■ Directive:
Take the lines from the one with "Enumerate this screenshot's" to the end of the listing, both ends included, and quote them exactly, leaving pictures out.

■ Provided records:

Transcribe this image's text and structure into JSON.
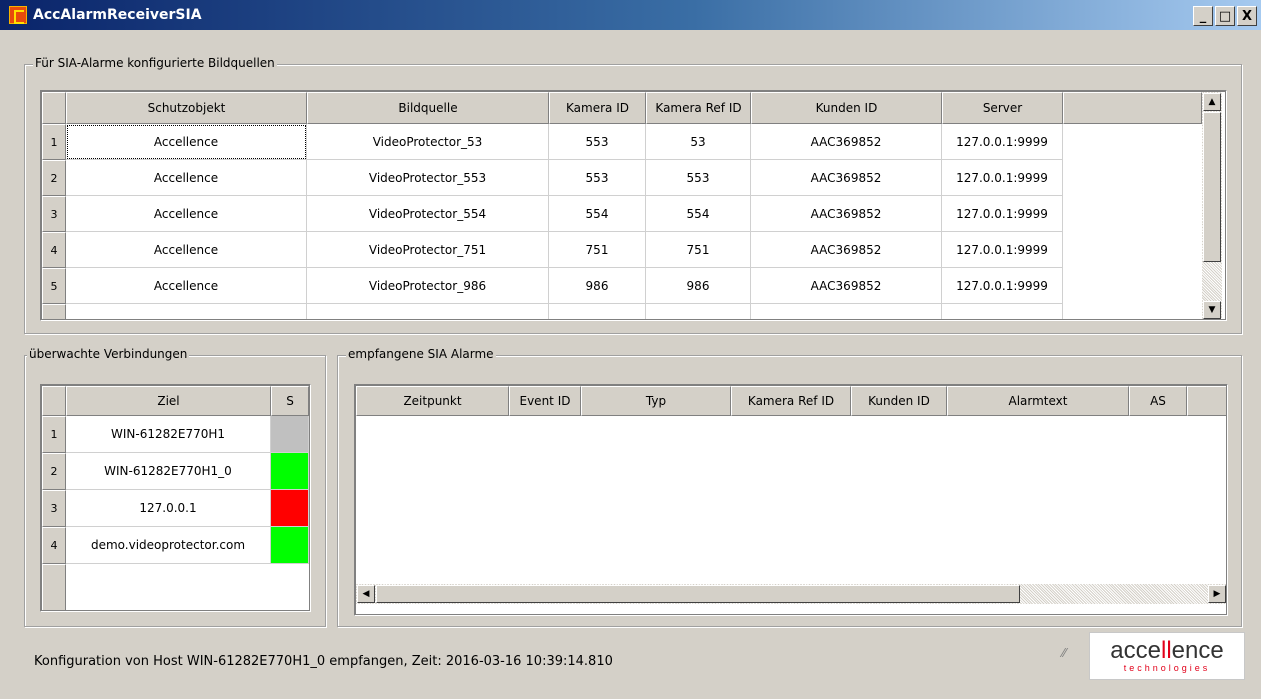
{
  "window": {
    "title": "AccAlarmReceiverSIA",
    "minimize": "_",
    "maximize": "□",
    "close": "X"
  },
  "sources": {
    "title": "Für SIA-Alarme konfigurierte Bildquellen",
    "columns": [
      "Schutzobjekt",
      "Bildquelle",
      "Kamera ID",
      "Kamera Ref ID",
      "Kunden ID",
      "Server"
    ],
    "rows": [
      {
        "n": "1",
        "cells": [
          "Accellence",
          "VideoProtector_53",
          "553",
          "53",
          "AAC369852",
          "127.0.0.1:9999"
        ]
      },
      {
        "n": "2",
        "cells": [
          "Accellence",
          "VideoProtector_553",
          "553",
          "553",
          "AAC369852",
          "127.0.0.1:9999"
        ]
      },
      {
        "n": "3",
        "cells": [
          "Accellence",
          "VideoProtector_554",
          "554",
          "554",
          "AAC369852",
          "127.0.0.1:9999"
        ]
      },
      {
        "n": "4",
        "cells": [
          "Accellence",
          "VideoProtector_751",
          "751",
          "751",
          "AAC369852",
          "127.0.0.1:9999"
        ]
      },
      {
        "n": "5",
        "cells": [
          "Accellence",
          "VideoProtector_986",
          "986",
          "986",
          "AAC369852",
          "127.0.0.1:9999"
        ]
      },
      {
        "n": "",
        "cells": [
          "",
          "",
          "",
          "",
          "",
          ""
        ]
      }
    ]
  },
  "connections": {
    "title": "überwachte Verbindungen",
    "columns": [
      "Ziel",
      "S"
    ],
    "rows": [
      {
        "n": "1",
        "target": "WIN-61282E770H1",
        "status_color": "#c0c0c0"
      },
      {
        "n": "2",
        "target": "WIN-61282E770H1_0",
        "status_color": "#00ff00"
      },
      {
        "n": "3",
        "target": "127.0.0.1",
        "status_color": "#ff0000"
      },
      {
        "n": "4",
        "target": "demo.videoprotector.com",
        "status_color": "#00ff00"
      }
    ]
  },
  "alarms": {
    "title": "empfangene SIA Alarme",
    "columns": [
      "Zeitpunkt",
      "Event ID",
      "Typ",
      "Kamera Ref ID",
      "Kunden ID",
      "Alarmtext",
      "AS"
    ]
  },
  "statusbar": {
    "text": "Konfiguration von Host WIN-61282E770H1_0 empfangen, Zeit: 2016-03-16 10:39:14.810"
  },
  "logo": {
    "main_a": "acce",
    "main_b": "ll",
    "main_c": "ence",
    "sub": "technologies"
  }
}
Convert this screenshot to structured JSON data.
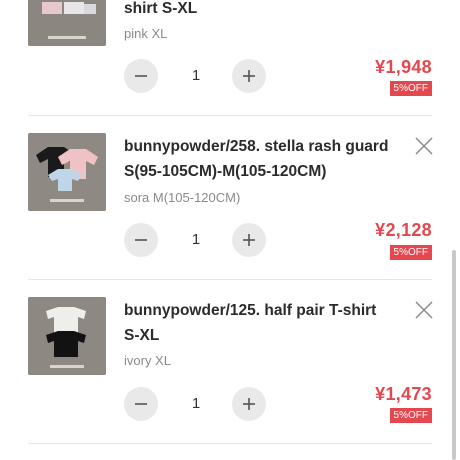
{
  "cart": {
    "items": [
      {
        "title": "shirt S-XL",
        "variant": "pink XL",
        "quantity": "1",
        "price": "¥1,948",
        "discount": "5%OFF",
        "thumb_icon": "pink-shirts-product-photo"
      },
      {
        "title": "bunnypowder/258. stella rash guard S(95-105CM)-M(105-120CM)",
        "variant": "sora M(105-120CM)",
        "quantity": "1",
        "price": "¥2,128",
        "discount": "5%OFF",
        "thumb_icon": "rash-guard-product-photo"
      },
      {
        "title": "bunnypowder/125. half pair T-shirt S-XL",
        "variant": "ivory XL",
        "quantity": "1",
        "price": "¥1,473",
        "discount": "5%OFF",
        "thumb_icon": "tshirt-product-photo"
      }
    ]
  },
  "colors": {
    "price": "#e5474f",
    "badge_bg": "#e5474f",
    "qty_button_bg": "#e9e9e9",
    "divider": "#e6e6e6"
  }
}
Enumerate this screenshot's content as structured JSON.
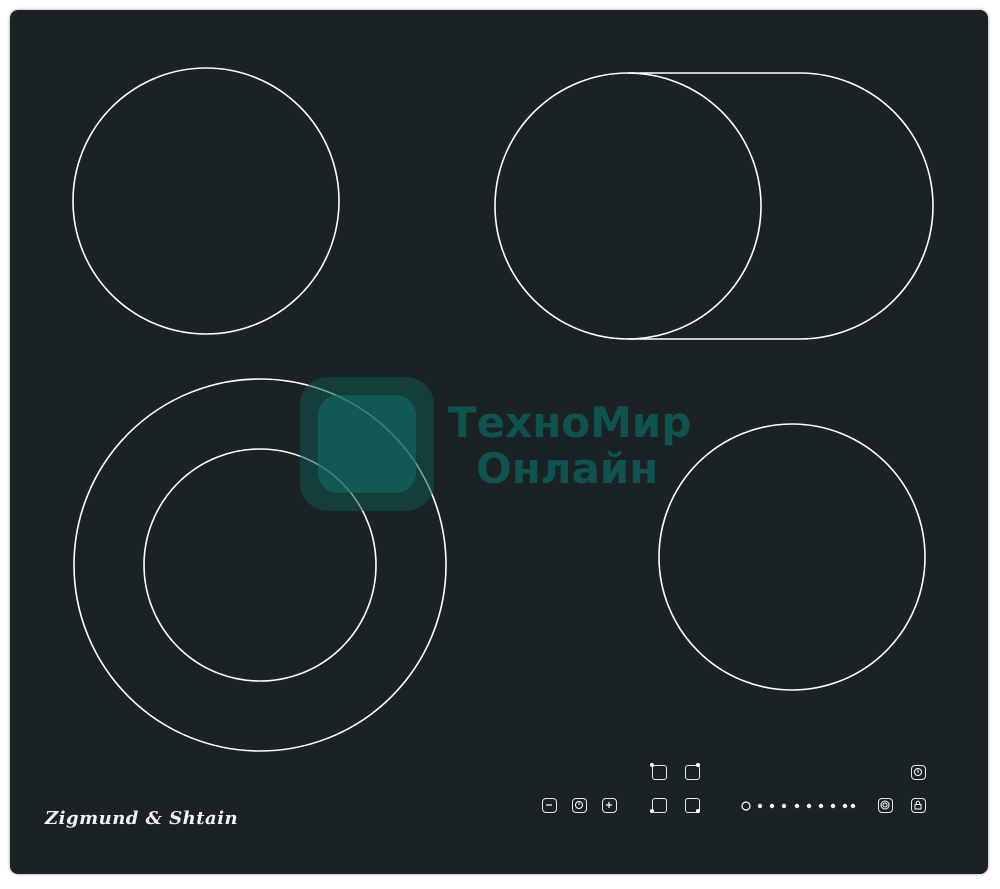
{
  "brand": {
    "name": "Zigmund & Shtain"
  },
  "watermark": {
    "line1": "ТехноМир",
    "line2": "Онлайн"
  },
  "cooking_zones": [
    {
      "name": "rear-left",
      "type": "single"
    },
    {
      "name": "rear-right",
      "type": "oval-extended"
    },
    {
      "name": "front-left",
      "type": "dual-ring"
    },
    {
      "name": "front-right",
      "type": "single"
    }
  ],
  "controls": {
    "power_level_indicators": 9,
    "buttons": [
      "minus-icon",
      "timer-icon",
      "plus-icon",
      "zone-select-icon",
      "power-icon",
      "lock-icon",
      "dual-zone-icon"
    ]
  },
  "colors": {
    "glass": "#1b2223",
    "print": "#ffffff",
    "watermark": "#0f5b58"
  }
}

■ Complete output:
Enumerate this screenshot's content as structured JSON.
{
  "brand": {
    "name": "Zigmund & Shtain"
  },
  "watermark": {
    "line1": "ТехноМир",
    "line2": "Онлайн"
  },
  "cooking_zones": [
    {
      "name": "rear-left",
      "type": "single"
    },
    {
      "name": "rear-right",
      "type": "oval-extended"
    },
    {
      "name": "front-left",
      "type": "dual-ring"
    },
    {
      "name": "front-right",
      "type": "single"
    }
  ],
  "controls": {
    "power_level_indicators": 9,
    "buttons": [
      "minus-icon",
      "timer-icon",
      "plus-icon",
      "zone-select-icon",
      "power-icon",
      "lock-icon",
      "dual-zone-icon"
    ]
  },
  "colors": {
    "glass": "#1b2223",
    "print": "#ffffff",
    "watermark": "#0f5b58"
  }
}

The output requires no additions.